Items from a data source:
::::::::

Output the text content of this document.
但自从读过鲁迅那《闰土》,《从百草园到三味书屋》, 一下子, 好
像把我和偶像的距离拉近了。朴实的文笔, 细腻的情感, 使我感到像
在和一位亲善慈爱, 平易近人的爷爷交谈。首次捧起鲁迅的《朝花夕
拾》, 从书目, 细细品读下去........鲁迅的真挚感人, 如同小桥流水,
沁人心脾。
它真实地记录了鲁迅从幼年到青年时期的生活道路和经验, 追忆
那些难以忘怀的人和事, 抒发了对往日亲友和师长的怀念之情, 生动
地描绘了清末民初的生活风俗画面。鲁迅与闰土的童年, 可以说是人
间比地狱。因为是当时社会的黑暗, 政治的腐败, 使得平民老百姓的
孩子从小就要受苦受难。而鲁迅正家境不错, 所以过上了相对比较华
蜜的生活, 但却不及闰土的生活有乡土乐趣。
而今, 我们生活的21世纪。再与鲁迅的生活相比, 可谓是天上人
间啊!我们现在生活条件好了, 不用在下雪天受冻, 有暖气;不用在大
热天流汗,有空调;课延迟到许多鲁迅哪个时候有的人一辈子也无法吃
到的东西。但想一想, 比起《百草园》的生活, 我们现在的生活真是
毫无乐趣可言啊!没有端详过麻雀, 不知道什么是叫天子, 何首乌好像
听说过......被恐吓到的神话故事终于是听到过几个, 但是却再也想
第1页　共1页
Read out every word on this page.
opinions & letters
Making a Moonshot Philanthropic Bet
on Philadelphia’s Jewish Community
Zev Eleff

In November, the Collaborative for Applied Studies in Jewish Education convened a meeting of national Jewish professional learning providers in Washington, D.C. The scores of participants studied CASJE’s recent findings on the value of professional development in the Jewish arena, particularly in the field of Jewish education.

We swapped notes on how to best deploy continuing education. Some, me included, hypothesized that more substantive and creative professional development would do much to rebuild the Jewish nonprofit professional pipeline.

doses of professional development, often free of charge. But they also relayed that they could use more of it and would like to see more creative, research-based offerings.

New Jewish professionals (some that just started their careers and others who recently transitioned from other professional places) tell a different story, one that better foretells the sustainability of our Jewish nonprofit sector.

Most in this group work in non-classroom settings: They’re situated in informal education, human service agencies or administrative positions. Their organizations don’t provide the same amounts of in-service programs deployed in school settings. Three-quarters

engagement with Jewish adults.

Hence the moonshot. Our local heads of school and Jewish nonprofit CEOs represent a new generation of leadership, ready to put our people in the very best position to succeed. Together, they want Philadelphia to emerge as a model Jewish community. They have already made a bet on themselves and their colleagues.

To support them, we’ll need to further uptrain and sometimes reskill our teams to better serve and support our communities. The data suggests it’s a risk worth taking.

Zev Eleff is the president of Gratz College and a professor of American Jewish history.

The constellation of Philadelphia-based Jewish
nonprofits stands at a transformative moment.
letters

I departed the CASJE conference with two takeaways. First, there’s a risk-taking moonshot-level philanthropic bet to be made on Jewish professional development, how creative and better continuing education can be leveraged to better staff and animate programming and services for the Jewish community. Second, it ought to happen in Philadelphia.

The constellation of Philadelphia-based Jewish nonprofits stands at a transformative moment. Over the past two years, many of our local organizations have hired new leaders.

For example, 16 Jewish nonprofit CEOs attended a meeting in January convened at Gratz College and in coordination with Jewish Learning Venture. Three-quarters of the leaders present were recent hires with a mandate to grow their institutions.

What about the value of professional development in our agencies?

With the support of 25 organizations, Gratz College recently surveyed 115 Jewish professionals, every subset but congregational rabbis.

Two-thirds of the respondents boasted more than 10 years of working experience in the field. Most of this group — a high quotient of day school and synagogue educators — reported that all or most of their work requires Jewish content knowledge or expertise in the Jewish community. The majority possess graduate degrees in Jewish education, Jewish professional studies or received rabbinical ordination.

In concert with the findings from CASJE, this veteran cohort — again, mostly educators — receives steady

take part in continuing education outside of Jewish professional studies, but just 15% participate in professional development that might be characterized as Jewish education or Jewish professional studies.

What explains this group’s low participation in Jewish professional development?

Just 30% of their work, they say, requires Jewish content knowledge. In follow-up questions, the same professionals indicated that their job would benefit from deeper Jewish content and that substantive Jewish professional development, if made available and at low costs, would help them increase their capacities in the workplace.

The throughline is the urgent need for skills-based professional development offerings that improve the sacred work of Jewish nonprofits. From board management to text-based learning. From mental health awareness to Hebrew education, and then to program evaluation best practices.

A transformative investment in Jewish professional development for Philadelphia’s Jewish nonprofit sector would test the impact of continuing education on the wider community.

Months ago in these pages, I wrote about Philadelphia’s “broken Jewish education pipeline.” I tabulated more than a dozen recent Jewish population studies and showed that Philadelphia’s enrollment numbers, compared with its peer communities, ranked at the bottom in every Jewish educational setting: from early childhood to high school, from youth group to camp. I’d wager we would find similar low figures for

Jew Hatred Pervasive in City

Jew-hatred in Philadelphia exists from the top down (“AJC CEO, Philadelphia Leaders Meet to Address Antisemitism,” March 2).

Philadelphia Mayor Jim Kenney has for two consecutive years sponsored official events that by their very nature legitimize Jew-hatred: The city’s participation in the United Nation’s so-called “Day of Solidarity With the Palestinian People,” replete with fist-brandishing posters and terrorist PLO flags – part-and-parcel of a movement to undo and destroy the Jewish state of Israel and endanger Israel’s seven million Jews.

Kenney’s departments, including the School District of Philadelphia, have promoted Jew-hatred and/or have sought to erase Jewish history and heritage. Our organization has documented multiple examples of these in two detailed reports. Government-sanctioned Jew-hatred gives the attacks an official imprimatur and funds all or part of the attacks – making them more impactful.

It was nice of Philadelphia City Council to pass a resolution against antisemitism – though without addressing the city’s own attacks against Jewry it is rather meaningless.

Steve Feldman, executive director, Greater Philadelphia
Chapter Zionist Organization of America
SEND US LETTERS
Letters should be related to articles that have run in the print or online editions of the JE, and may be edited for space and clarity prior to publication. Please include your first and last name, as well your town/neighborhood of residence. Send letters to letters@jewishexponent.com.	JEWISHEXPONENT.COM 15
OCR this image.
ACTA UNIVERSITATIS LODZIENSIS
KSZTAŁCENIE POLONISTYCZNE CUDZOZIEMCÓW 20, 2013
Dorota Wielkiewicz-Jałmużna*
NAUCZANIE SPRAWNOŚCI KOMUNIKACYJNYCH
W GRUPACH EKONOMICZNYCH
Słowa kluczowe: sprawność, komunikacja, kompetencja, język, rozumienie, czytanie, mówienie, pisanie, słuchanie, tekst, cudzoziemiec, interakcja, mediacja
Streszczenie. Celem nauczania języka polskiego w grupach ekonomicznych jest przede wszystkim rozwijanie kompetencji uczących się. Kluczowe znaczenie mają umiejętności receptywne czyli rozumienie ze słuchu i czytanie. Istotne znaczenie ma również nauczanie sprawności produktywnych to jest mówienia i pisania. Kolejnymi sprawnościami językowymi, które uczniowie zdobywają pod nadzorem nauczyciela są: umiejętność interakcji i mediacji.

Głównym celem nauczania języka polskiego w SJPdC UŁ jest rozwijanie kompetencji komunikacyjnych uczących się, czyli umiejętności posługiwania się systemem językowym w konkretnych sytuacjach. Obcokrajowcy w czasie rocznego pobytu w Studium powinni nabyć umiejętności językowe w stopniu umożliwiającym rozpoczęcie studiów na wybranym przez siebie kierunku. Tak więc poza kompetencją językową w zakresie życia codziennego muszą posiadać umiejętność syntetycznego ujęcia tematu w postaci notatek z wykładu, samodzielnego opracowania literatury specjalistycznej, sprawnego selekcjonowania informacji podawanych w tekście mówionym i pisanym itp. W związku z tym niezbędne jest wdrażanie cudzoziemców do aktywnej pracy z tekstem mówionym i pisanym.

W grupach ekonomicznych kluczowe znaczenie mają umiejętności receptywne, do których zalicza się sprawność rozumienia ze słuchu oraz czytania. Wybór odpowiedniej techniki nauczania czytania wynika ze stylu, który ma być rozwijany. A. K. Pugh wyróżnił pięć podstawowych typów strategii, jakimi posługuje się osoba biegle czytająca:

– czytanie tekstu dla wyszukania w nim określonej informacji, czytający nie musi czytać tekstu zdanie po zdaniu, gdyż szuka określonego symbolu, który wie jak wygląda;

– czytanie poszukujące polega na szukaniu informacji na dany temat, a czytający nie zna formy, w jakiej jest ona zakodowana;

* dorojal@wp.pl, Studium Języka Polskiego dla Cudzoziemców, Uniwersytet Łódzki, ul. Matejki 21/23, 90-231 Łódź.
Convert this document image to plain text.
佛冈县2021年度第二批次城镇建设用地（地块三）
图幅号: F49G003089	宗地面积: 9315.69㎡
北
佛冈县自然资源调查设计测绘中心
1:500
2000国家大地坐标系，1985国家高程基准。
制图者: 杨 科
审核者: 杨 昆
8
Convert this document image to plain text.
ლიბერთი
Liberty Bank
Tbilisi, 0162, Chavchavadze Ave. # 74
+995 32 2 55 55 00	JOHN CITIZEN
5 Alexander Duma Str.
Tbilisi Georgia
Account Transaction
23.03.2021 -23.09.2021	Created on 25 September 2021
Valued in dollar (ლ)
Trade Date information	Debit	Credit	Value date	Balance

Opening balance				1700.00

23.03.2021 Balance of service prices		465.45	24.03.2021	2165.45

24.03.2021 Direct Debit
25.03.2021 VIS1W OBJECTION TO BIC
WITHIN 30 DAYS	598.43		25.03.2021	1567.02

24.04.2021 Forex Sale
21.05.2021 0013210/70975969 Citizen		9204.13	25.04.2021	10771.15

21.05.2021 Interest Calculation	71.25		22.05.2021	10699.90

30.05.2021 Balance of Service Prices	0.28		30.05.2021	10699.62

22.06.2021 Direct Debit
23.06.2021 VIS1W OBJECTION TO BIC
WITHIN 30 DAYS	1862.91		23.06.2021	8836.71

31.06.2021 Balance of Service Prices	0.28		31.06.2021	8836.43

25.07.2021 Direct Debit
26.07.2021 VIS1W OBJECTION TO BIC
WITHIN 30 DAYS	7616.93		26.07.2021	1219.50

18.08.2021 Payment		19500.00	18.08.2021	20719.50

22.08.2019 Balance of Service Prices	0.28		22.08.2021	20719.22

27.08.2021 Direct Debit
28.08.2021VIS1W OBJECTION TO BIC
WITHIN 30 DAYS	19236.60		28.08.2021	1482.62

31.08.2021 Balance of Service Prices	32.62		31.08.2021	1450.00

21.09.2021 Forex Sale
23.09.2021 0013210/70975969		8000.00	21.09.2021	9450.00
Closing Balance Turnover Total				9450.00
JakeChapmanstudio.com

::::::::

Goal: Scan the entries above. Copy each line that has the string "constellation".

Exercise response:
The constellation of Philadelphia-based Jewish
The constellation of Philadelphia-based Jewish nonprofits stands at a transformative moment. Over the past two years, many of our local organizations have hired new leaders.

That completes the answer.